┌──

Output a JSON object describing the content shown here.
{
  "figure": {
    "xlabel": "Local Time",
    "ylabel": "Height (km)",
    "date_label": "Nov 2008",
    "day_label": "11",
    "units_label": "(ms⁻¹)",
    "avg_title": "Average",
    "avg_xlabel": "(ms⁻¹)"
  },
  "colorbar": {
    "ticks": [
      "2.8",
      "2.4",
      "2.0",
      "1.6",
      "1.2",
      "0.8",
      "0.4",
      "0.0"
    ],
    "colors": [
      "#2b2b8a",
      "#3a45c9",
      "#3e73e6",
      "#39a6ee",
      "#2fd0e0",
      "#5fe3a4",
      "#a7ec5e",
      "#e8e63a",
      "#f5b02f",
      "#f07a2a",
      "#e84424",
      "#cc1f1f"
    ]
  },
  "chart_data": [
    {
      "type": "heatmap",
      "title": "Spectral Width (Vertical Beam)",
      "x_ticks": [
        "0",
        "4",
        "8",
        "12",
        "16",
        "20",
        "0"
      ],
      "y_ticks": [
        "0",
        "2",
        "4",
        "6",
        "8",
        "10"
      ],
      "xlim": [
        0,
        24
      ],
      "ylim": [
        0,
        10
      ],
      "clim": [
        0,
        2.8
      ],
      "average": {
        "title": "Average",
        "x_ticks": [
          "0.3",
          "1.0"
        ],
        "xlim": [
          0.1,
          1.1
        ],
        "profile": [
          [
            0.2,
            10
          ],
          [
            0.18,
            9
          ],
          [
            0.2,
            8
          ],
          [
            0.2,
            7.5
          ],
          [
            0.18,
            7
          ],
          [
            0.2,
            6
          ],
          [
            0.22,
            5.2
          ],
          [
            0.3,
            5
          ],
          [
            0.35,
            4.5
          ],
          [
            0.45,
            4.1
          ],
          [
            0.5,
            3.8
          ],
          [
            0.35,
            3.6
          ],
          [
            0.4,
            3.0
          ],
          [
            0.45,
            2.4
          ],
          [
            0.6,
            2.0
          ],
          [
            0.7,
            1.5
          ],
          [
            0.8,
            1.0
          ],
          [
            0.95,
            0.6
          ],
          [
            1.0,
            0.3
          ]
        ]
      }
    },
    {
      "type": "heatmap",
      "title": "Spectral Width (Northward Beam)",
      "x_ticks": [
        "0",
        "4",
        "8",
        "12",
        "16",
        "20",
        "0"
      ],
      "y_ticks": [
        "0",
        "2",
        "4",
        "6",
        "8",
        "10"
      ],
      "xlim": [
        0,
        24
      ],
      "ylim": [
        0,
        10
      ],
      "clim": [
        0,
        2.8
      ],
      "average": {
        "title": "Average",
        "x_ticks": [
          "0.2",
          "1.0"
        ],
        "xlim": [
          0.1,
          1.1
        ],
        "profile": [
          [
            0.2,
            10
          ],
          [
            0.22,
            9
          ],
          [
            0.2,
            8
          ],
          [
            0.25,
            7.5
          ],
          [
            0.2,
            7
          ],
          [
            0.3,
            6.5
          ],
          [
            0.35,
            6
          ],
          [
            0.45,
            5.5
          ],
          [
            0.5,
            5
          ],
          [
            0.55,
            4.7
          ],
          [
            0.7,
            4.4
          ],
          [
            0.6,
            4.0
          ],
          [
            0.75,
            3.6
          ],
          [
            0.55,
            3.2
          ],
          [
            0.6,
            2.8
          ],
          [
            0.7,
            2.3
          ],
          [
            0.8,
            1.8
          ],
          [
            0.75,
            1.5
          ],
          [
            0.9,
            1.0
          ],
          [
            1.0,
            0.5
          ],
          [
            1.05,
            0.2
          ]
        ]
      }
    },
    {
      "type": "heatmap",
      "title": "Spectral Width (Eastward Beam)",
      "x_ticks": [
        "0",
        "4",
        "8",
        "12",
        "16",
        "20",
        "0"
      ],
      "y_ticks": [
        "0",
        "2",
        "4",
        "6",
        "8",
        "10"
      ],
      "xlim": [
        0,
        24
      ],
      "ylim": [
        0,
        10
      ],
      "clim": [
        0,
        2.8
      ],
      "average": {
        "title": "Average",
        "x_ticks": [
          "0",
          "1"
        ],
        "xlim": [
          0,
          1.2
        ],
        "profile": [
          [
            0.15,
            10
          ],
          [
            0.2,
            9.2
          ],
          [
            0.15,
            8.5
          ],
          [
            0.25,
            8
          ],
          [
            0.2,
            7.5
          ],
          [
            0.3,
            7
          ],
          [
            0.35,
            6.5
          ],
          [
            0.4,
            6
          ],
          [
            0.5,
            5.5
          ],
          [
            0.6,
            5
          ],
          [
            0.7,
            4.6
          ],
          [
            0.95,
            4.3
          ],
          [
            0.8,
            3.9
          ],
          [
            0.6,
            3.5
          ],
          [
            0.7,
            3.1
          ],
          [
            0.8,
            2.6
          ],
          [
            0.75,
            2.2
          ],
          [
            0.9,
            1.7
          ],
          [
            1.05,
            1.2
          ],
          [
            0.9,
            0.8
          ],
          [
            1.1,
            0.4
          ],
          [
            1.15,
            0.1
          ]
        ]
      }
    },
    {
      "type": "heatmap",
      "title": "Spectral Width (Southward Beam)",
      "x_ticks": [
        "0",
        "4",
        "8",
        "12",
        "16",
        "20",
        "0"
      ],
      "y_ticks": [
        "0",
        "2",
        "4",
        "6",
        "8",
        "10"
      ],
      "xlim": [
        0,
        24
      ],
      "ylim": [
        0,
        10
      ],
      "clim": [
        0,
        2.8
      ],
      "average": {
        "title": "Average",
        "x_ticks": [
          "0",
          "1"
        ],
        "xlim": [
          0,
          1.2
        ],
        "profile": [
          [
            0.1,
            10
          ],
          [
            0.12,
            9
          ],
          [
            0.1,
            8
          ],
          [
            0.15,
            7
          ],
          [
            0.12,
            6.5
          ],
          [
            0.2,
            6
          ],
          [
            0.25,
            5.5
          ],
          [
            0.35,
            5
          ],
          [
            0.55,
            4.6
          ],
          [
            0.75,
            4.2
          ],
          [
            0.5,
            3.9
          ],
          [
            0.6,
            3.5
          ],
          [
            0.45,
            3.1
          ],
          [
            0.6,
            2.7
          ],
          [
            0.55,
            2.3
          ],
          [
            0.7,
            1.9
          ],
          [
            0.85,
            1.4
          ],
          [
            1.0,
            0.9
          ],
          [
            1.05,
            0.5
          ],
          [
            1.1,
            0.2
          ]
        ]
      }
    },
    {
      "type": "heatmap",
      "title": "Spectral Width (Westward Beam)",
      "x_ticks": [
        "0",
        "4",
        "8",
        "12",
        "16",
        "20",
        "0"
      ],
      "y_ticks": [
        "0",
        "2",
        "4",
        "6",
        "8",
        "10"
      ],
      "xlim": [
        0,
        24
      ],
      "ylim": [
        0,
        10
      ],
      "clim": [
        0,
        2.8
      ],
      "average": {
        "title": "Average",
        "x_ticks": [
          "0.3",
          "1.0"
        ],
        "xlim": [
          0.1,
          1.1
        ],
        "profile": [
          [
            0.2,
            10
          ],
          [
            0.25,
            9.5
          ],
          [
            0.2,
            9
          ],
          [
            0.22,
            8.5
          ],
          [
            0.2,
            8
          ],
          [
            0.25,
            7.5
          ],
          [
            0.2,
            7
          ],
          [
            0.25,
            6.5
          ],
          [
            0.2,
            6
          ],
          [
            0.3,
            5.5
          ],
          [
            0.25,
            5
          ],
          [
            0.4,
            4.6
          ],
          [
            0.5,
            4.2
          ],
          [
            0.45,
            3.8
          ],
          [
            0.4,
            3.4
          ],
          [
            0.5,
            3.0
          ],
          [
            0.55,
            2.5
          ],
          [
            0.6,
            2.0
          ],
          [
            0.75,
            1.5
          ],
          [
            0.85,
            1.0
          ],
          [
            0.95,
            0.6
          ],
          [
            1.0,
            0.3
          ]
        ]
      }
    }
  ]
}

└──

◆ **Task statement**: Within the listing, how many lines hold the word "Spectral"? Only the number is to be given.

◆ **Correct response**: 5